- TASK DESCRIPTION -
How many lines in the records below contain the word "name"? Answer with the number alone.

- ENTRIES PROVIDED -
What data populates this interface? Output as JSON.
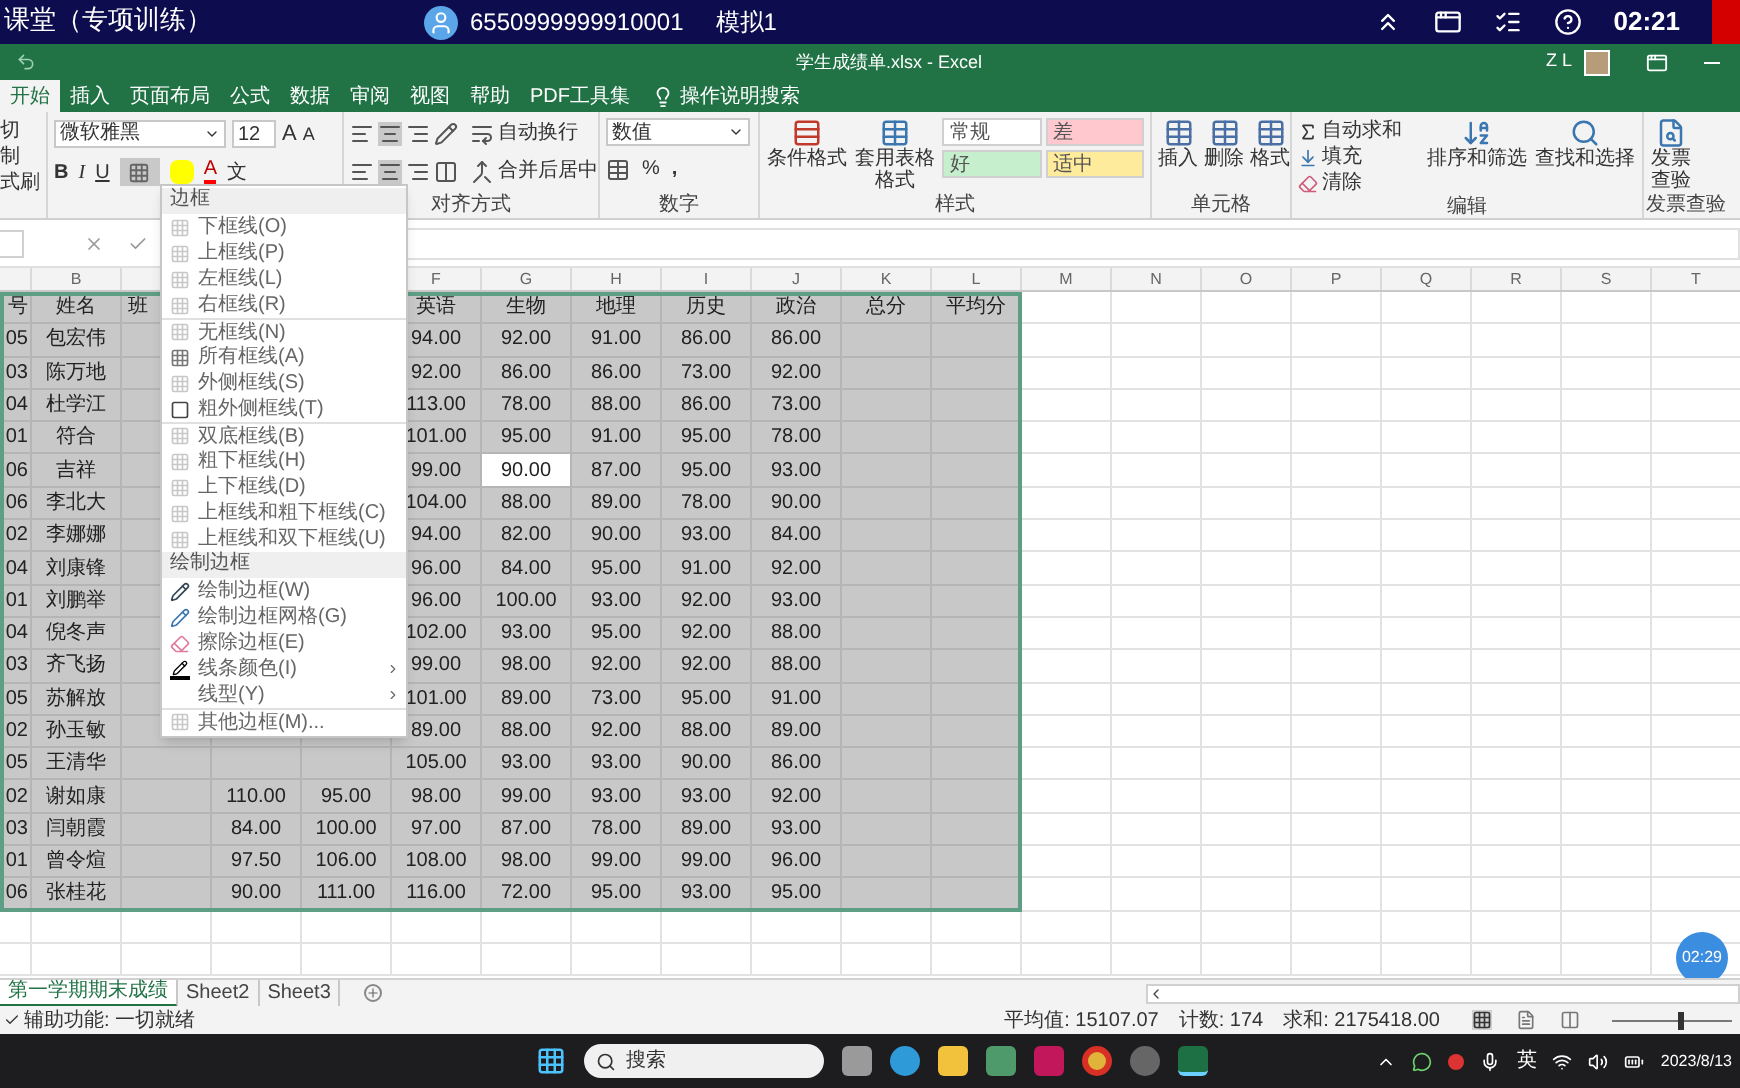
{
  "top_bar": {
    "title": "课堂（专项训练）",
    "account": "6550999999910001",
    "mode": "模拟1",
    "clock": "02:21"
  },
  "title_bar": {
    "title": "学生成绩单.xlsx  -  Excel",
    "user": "Z L"
  },
  "tabs": [
    {
      "label": "开始",
      "selected": true
    },
    {
      "label": "插入",
      "selected": false
    },
    {
      "label": "页面布局",
      "selected": false
    },
    {
      "label": "公式",
      "selected": false
    },
    {
      "label": "数据",
      "selected": false
    },
    {
      "label": "审阅",
      "selected": false
    },
    {
      "label": "视图",
      "selected": false
    },
    {
      "label": "帮助",
      "selected": false
    },
    {
      "label": "PDF工具集",
      "selected": false
    }
  ],
  "tell_me": "操作说明搜索",
  "ribbon": {
    "clipboard": [
      "切",
      "制",
      "式刷"
    ],
    "font": {
      "name": "微软雅黑",
      "size": "12",
      "grow": "A",
      "shrink": "A",
      "bold": "B",
      "italic": "I",
      "underline": "U",
      "text_color_letter": "A",
      "phonetic": "文"
    },
    "alignment": {
      "wrap": "自动换行",
      "merge": "合并后居中",
      "label": "对齐方式"
    },
    "number": {
      "format": "数值",
      "percent": "%",
      "comma": ",",
      "label": "数字"
    },
    "styles": {
      "buttons": [
        "条件格式",
        "套用表格格式"
      ],
      "cells": [
        {
          "label": "常规",
          "color": "#ffffff"
        },
        {
          "label": "差",
          "color": "#ffc7ce"
        },
        {
          "label": "好",
          "color": "#c6efce"
        },
        {
          "label": "适中",
          "color": "#ffeb9c"
        }
      ],
      "label": "样式"
    },
    "cells": {
      "buttons": [
        "插入",
        "删除",
        "格式"
      ],
      "label": "单元格"
    },
    "editing": {
      "items": [
        "自动求和",
        "填充",
        "清除"
      ],
      "buttons": [
        "排序和筛选",
        "查找和选择"
      ],
      "label": "编辑"
    },
    "invoice": {
      "button": "发票查验",
      "label": "发票查验"
    }
  },
  "column_headers_left": [
    "B"
  ],
  "column_headers_right": [
    "F",
    "G",
    "H",
    "I",
    "J",
    "K",
    "L",
    "M",
    "N",
    "O",
    "P",
    "Q",
    "R",
    "S",
    "T"
  ],
  "rows": [
    {
      "selected": true,
      "cells": [
        "号",
        "姓名",
        "班",
        null,
        null,
        "英语",
        "生物",
        "地理",
        "历史",
        "政治",
        "总分",
        "平均分"
      ]
    },
    {
      "selected": true,
      "cells": [
        "05",
        "包宏伟",
        null,
        null,
        null,
        "94.00",
        "92.00",
        "91.00",
        "86.00",
        "86.00",
        null,
        null
      ]
    },
    {
      "selected": true,
      "cells": [
        "03",
        "陈万地",
        null,
        null,
        null,
        "92.00",
        "86.00",
        "86.00",
        "73.00",
        "92.00",
        null,
        null
      ]
    },
    {
      "selected": true,
      "cells": [
        "04",
        "杜学江",
        null,
        null,
        null,
        "113.00",
        "78.00",
        "88.00",
        "86.00",
        "73.00",
        null,
        null
      ]
    },
    {
      "selected": true,
      "cells": [
        "01",
        "符合",
        null,
        null,
        null,
        "101.00",
        "95.00",
        "91.00",
        "95.00",
        "78.00",
        null,
        null
      ]
    },
    {
      "selected": true,
      "cells": [
        "06",
        "吉祥",
        null,
        null,
        null,
        "99.00",
        {
          "text": "90.00",
          "active": true
        },
        "87.00",
        "95.00",
        "93.00",
        null,
        null
      ]
    },
    {
      "selected": true,
      "cells": [
        "06",
        "李北大",
        null,
        null,
        null,
        "104.00",
        "88.00",
        "89.00",
        "78.00",
        "90.00",
        null,
        null
      ]
    },
    {
      "selected": true,
      "cells": [
        "02",
        "李娜娜",
        null,
        null,
        null,
        "94.00",
        "82.00",
        "90.00",
        "93.00",
        "84.00",
        null,
        null
      ]
    },
    {
      "selected": true,
      "cells": [
        "04",
        "刘康锋",
        null,
        null,
        null,
        "96.00",
        "84.00",
        "95.00",
        "91.00",
        "92.00",
        null,
        null
      ]
    },
    {
      "selected": true,
      "cells": [
        "01",
        "刘鹏举",
        null,
        null,
        null,
        "96.00",
        "100.00",
        "93.00",
        "92.00",
        "93.00",
        null,
        null
      ]
    },
    {
      "selected": true,
      "cells": [
        "04",
        "倪冬声",
        null,
        null,
        null,
        "102.00",
        "93.00",
        "95.00",
        "92.00",
        "88.00",
        null,
        null
      ]
    },
    {
      "selected": true,
      "cells": [
        "03",
        "齐飞扬",
        null,
        null,
        null,
        "99.00",
        "98.00",
        "92.00",
        "92.00",
        "88.00",
        null,
        null
      ]
    },
    {
      "selected": true,
      "cells": [
        "05",
        "苏解放",
        null,
        null,
        null,
        "101.00",
        "89.00",
        "73.00",
        "95.00",
        "91.00",
        null,
        null
      ]
    },
    {
      "selected": true,
      "cells": [
        "02",
        "孙玉敏",
        null,
        null,
        null,
        "89.00",
        "88.00",
        "92.00",
        "88.00",
        "89.00",
        null,
        null
      ]
    },
    {
      "selected": true,
      "cells": [
        "05",
        "王清华",
        null,
        null,
        null,
        "105.00",
        "93.00",
        "93.00",
        "90.00",
        "86.00",
        null,
        null
      ]
    },
    {
      "selected": true,
      "cells": [
        "02",
        "谢如康",
        null,
        "110.00",
        "95.00",
        "98.00",
        "99.00",
        "93.00",
        "93.00",
        "92.00",
        null,
        null
      ]
    },
    {
      "selected": true,
      "cells": [
        "03",
        "闫朝霞",
        null,
        "84.00",
        "100.00",
        "97.00",
        "87.00",
        "78.00",
        "89.00",
        "93.00",
        null,
        null
      ]
    },
    {
      "selected": true,
      "cells": [
        "01",
        "曾令煊",
        null,
        "97.50",
        "106.00",
        "108.00",
        "98.00",
        "99.00",
        "99.00",
        "96.00",
        null,
        null
      ]
    },
    {
      "selected": true,
      "cells": [
        "06",
        "张桂花",
        null,
        "90.00",
        "111.00",
        "116.00",
        "72.00",
        "95.00",
        "93.00",
        "95.00",
        null,
        null
      ]
    }
  ],
  "border_menu": [
    {
      "title": "边框",
      "items": [
        {
          "label": "下框线(O)",
          "divider": false,
          "submenu": false
        },
        {
          "label": "上框线(P)",
          "divider": false,
          "submenu": false
        },
        {
          "label": "左框线(L)",
          "divider": false,
          "submenu": false
        },
        {
          "label": "右框线(R)",
          "divider": false,
          "submenu": false
        },
        {
          "label": "无框线(N)",
          "divider": true,
          "submenu": false
        },
        {
          "label": "所有框线(A)",
          "divider": false,
          "submenu": false
        },
        {
          "label": "外侧框线(S)",
          "divider": false,
          "submenu": false
        },
        {
          "label": "粗外侧框线(T)",
          "divider": false,
          "submenu": false
        },
        {
          "label": "双底框线(B)",
          "divider": true,
          "submenu": false
        },
        {
          "label": "粗下框线(H)",
          "divider": false,
          "submenu": false
        },
        {
          "label": "上下框线(D)",
          "divider": false,
          "submenu": false
        },
        {
          "label": "上框线和粗下框线(C)",
          "divider": false,
          "submenu": false
        },
        {
          "label": "上框线和双下框线(U)",
          "divider": false,
          "submenu": false
        }
      ]
    },
    {
      "title": "绘制边框",
      "items": [
        {
          "label": "绘制边框(W)",
          "divider": false,
          "submenu": false
        },
        {
          "label": "绘制边框网格(G)",
          "divider": false,
          "submenu": false
        },
        {
          "label": "擦除边框(E)",
          "divider": false,
          "submenu": false
        },
        {
          "label": "线条颜色(I)",
          "divider": false,
          "submenu": true
        },
        {
          "label": "线型(Y)",
          "divider": false,
          "submenu": true
        },
        {
          "label": "其他边框(M)...",
          "divider": true,
          "submenu": false
        }
      ]
    }
  ],
  "sheet_tabs": [
    {
      "label": "第一学期期末成绩",
      "selected": true
    },
    {
      "label": "Sheet2",
      "selected": false
    },
    {
      "label": "Sheet3",
      "selected": false
    }
  ],
  "timer_badge": "02:29",
  "status": {
    "accessibility": "辅助功能: 一切就绪",
    "average": "平均值: 15107.07",
    "count": "计数: 174",
    "sum": "求和: 2175418.00",
    "zoom_slider": {
      "level": 0.55
    }
  },
  "taskbar": {
    "search": "搜索",
    "ime": "英",
    "date": "2023/8/13"
  }
}
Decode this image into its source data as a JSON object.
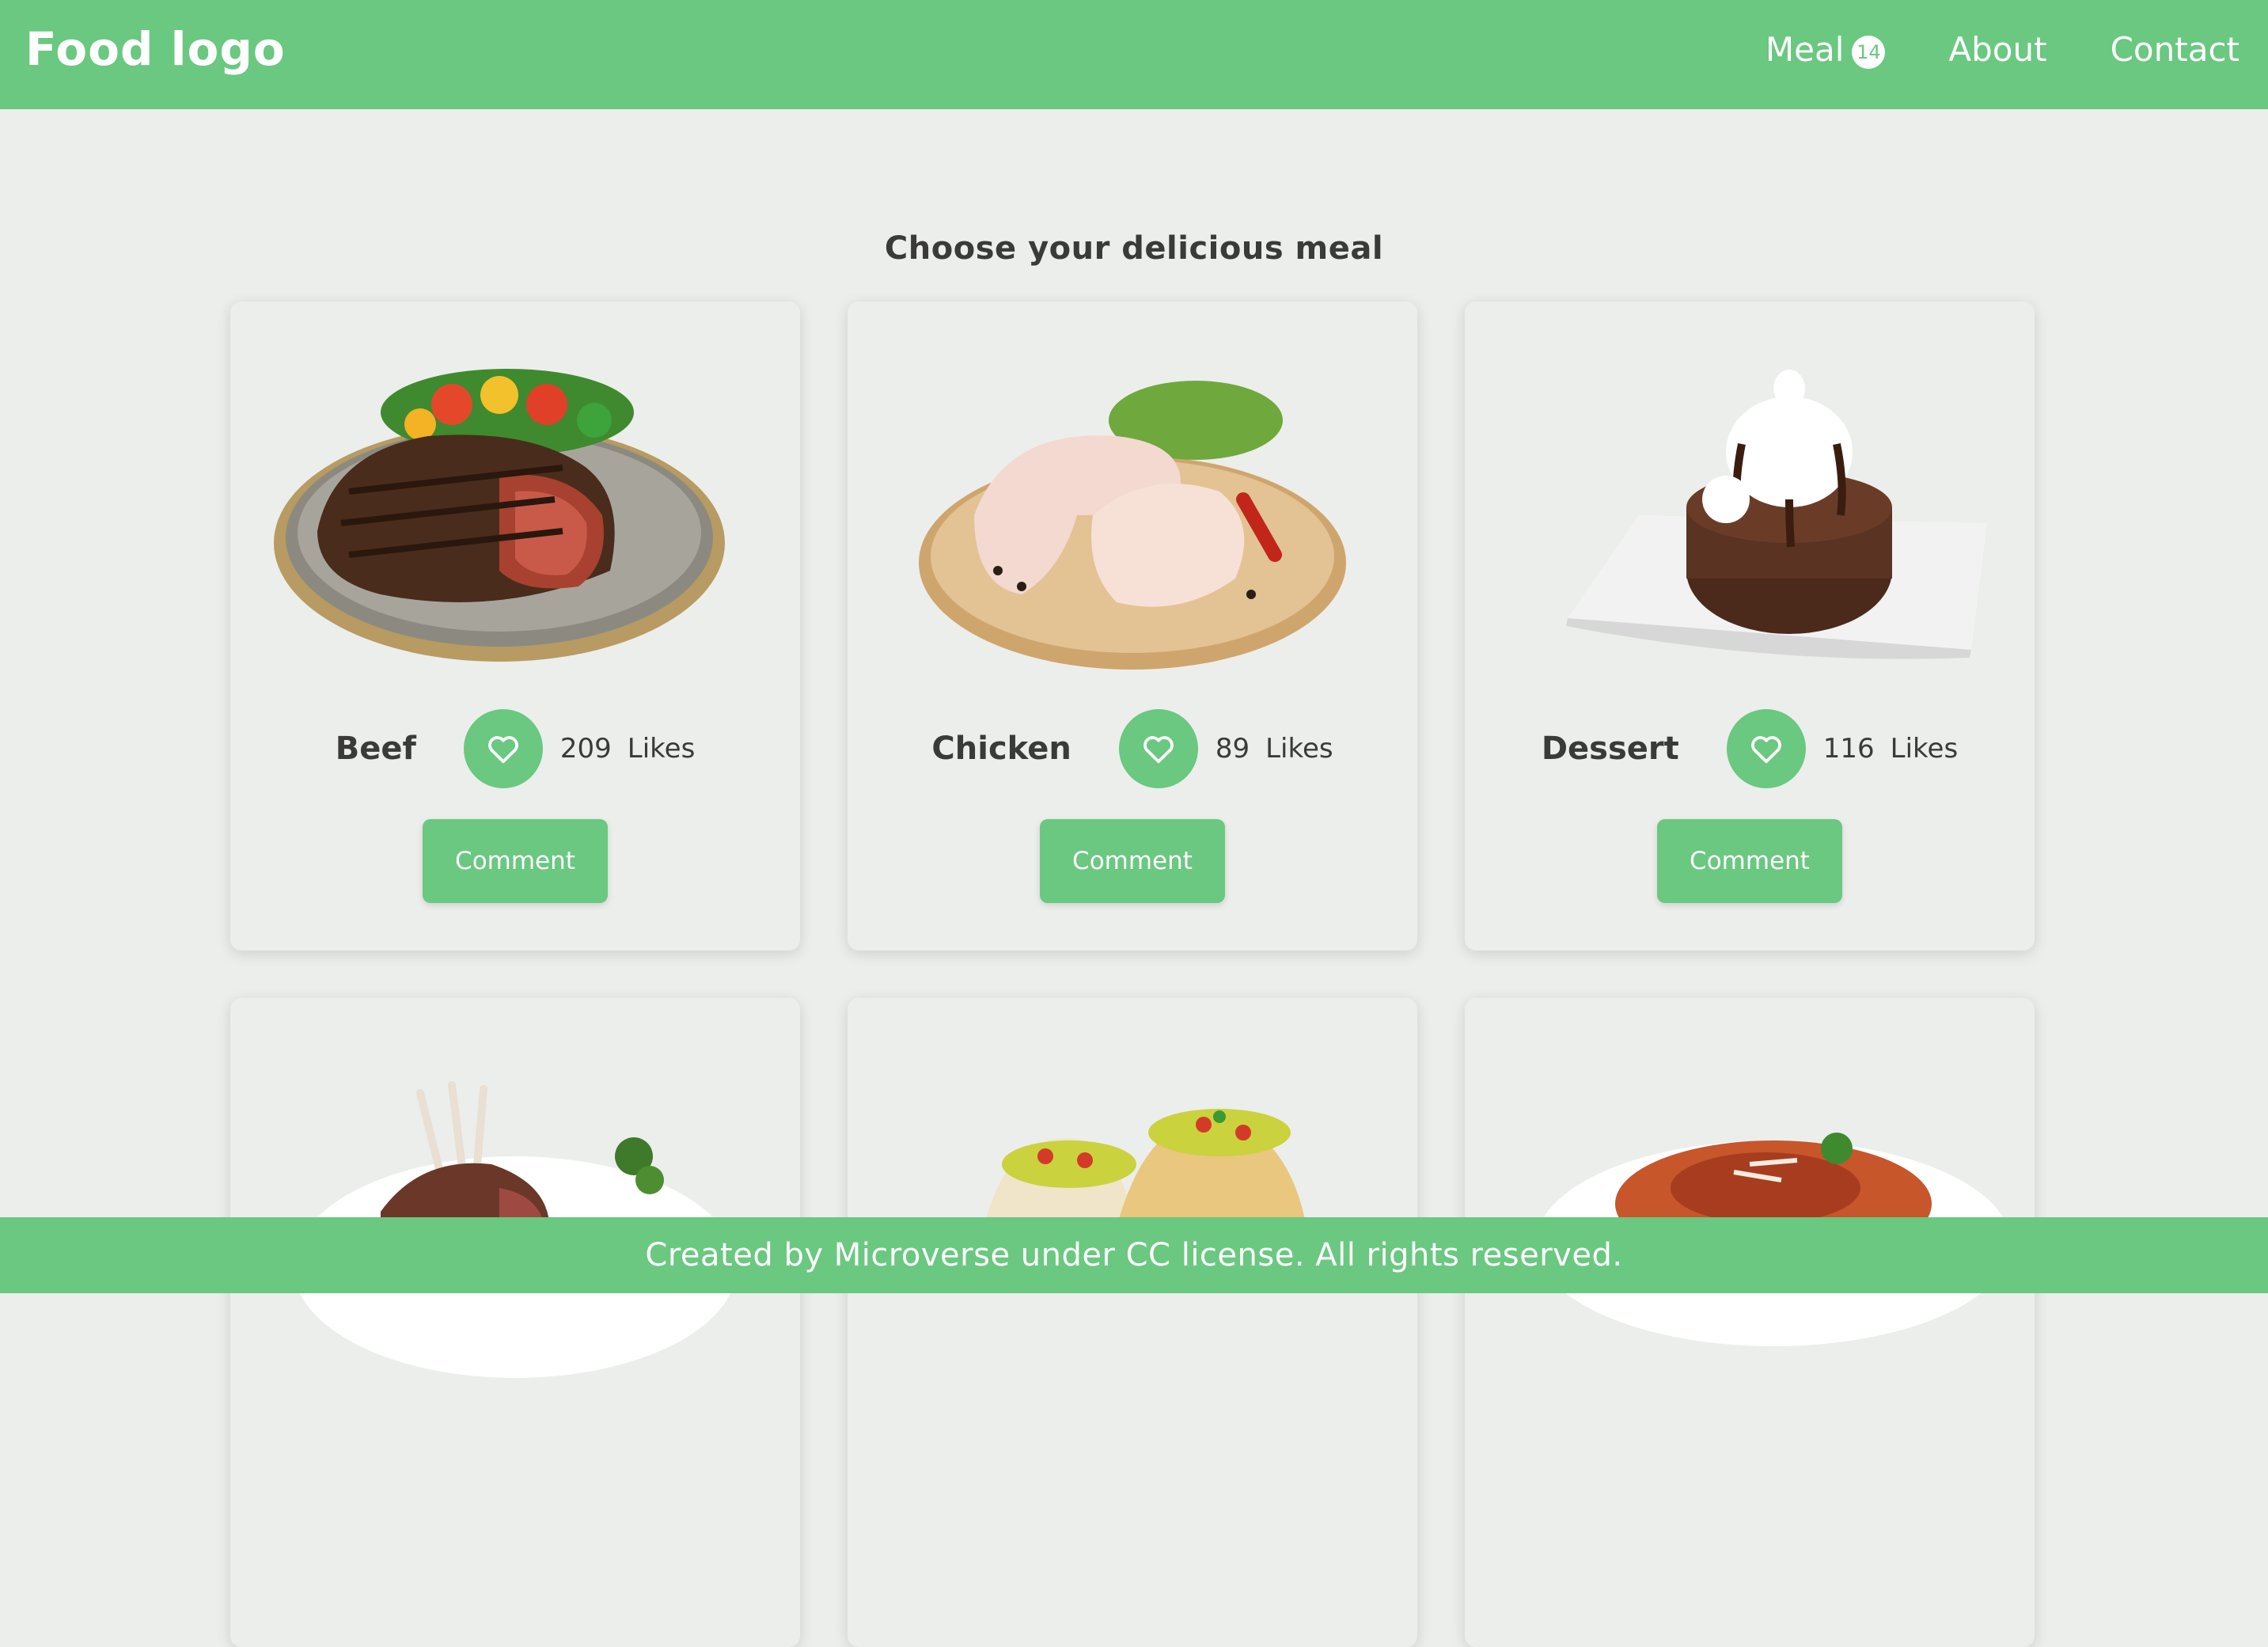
{
  "header": {
    "logo": "Food logo",
    "nav": [
      {
        "label": "Meal",
        "badge": "14"
      },
      {
        "label": "About"
      },
      {
        "label": "Contact"
      }
    ]
  },
  "main": {
    "title": "Choose your delicious meal",
    "cards": [
      {
        "name": "Beef",
        "likes": "209",
        "likes_label": "Likes",
        "comment_label": "Comment",
        "image_subject": "grilled-steak-plate"
      },
      {
        "name": "Chicken",
        "likes": "89",
        "likes_label": "Likes",
        "comment_label": "Comment",
        "image_subject": "raw-chicken-legs-board"
      },
      {
        "name": "Dessert",
        "likes": "116",
        "likes_label": "Likes",
        "comment_label": "Comment",
        "image_subject": "chocolate-cake-ice-cream"
      },
      {
        "image_subject": "lamb-rack-plate"
      },
      {
        "image_subject": "tacos"
      },
      {
        "image_subject": "pasta-plate"
      }
    ]
  },
  "footer": {
    "text": "Created by Microverse under CC license. All rights reserved."
  },
  "colors": {
    "accent": "#6ac880",
    "background": "#eceeeb",
    "text": "#3a3a3a",
    "header_text": "#ffffff"
  },
  "icons": {
    "like": "heart-icon"
  }
}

- OUTPUT FOR THIS EXERCISE -
4